What you should do:
Pick out every line that holds the string "name" and copy it.

Record excerpts:
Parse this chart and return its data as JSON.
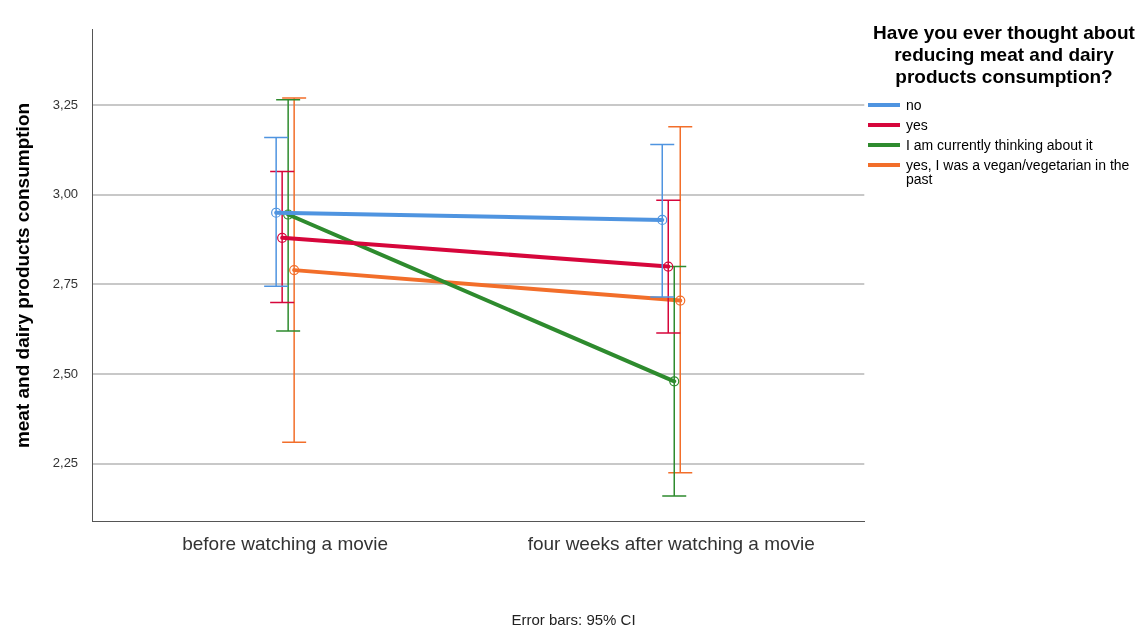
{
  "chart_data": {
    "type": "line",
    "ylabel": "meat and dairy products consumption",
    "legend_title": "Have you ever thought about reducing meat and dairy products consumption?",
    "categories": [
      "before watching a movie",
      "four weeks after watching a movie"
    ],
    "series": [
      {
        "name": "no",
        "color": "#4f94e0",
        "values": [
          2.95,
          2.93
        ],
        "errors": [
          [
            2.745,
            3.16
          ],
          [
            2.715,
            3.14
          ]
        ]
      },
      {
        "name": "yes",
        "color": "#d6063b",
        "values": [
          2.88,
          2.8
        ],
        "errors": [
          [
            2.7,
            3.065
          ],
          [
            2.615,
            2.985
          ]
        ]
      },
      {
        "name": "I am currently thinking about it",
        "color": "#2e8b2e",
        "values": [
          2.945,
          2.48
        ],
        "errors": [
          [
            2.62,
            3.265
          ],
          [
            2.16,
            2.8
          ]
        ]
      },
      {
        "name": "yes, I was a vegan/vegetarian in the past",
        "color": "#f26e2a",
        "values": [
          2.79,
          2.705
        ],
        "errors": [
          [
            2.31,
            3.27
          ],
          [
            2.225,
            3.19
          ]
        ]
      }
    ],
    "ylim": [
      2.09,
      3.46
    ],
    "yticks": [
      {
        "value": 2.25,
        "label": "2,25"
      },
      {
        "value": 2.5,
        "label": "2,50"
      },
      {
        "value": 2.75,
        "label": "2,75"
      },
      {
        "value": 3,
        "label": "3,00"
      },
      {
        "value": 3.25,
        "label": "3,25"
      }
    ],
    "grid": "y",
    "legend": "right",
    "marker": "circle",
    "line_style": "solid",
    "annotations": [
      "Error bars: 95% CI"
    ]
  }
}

---

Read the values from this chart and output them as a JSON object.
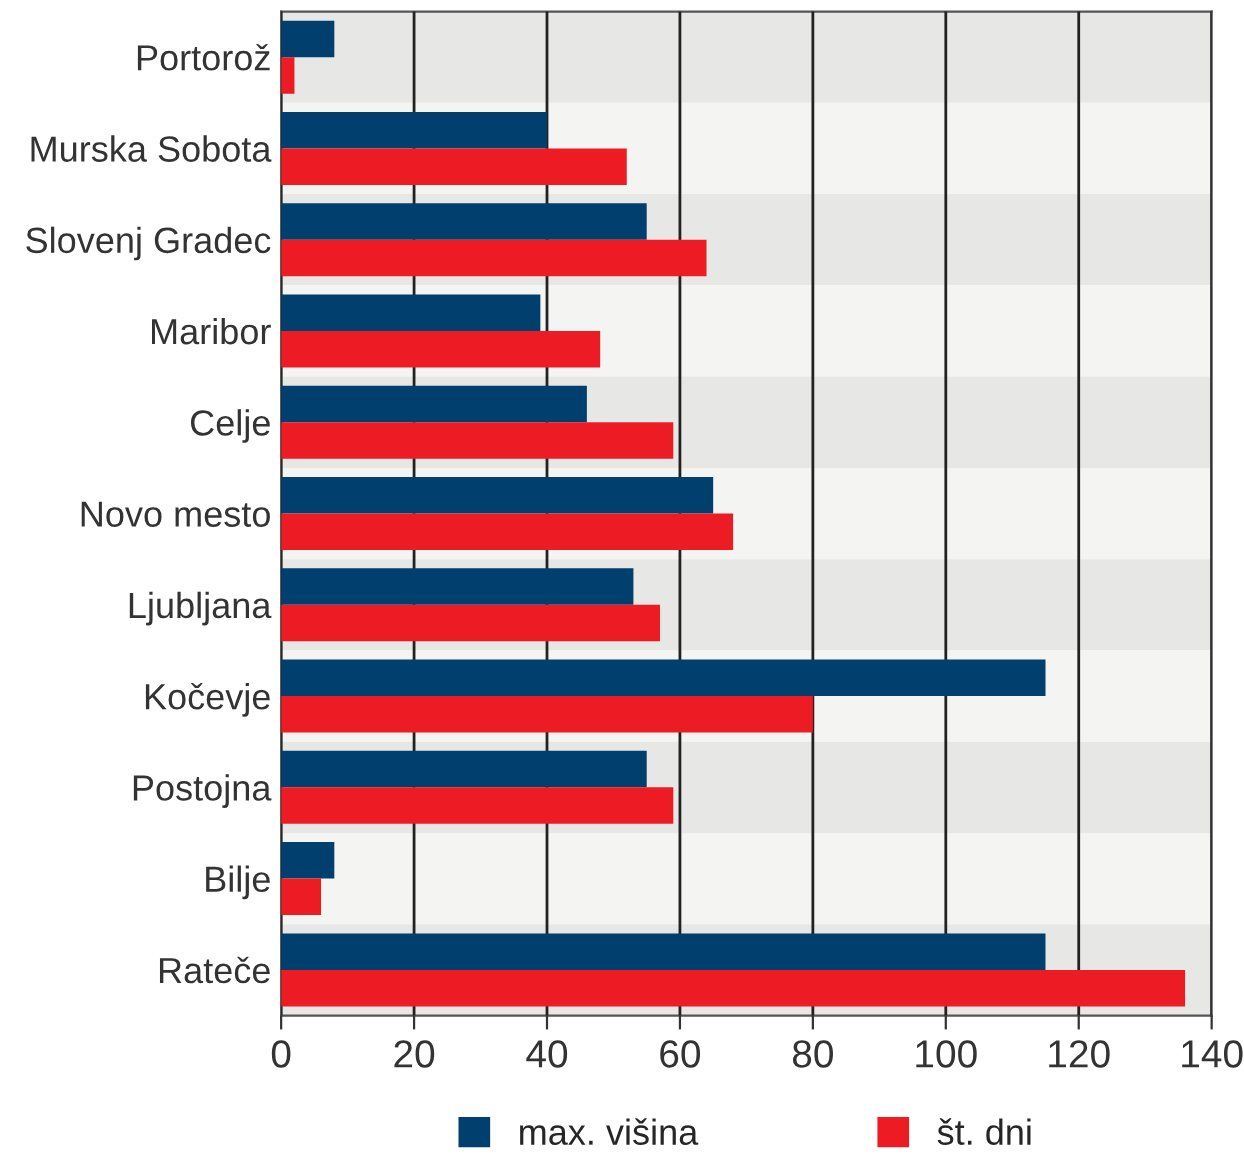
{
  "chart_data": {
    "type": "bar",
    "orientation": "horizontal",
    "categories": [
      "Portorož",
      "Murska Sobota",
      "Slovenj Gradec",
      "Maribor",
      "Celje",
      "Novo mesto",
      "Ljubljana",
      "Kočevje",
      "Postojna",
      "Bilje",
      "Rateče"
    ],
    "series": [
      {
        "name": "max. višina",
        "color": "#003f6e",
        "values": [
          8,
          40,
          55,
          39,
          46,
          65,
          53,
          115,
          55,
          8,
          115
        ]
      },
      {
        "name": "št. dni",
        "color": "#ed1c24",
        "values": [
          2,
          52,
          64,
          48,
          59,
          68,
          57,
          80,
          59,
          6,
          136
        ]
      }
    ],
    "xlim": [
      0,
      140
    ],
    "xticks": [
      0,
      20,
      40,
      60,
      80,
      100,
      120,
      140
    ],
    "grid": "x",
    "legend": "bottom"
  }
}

Solution:
        "name": "no",
        "name": "yes",
        "name": "I am currently thinking about it",
        "name": "yes, I was a vegan/vegetarian in the past",
        "name": "max. višina",
        "name": "št. dni",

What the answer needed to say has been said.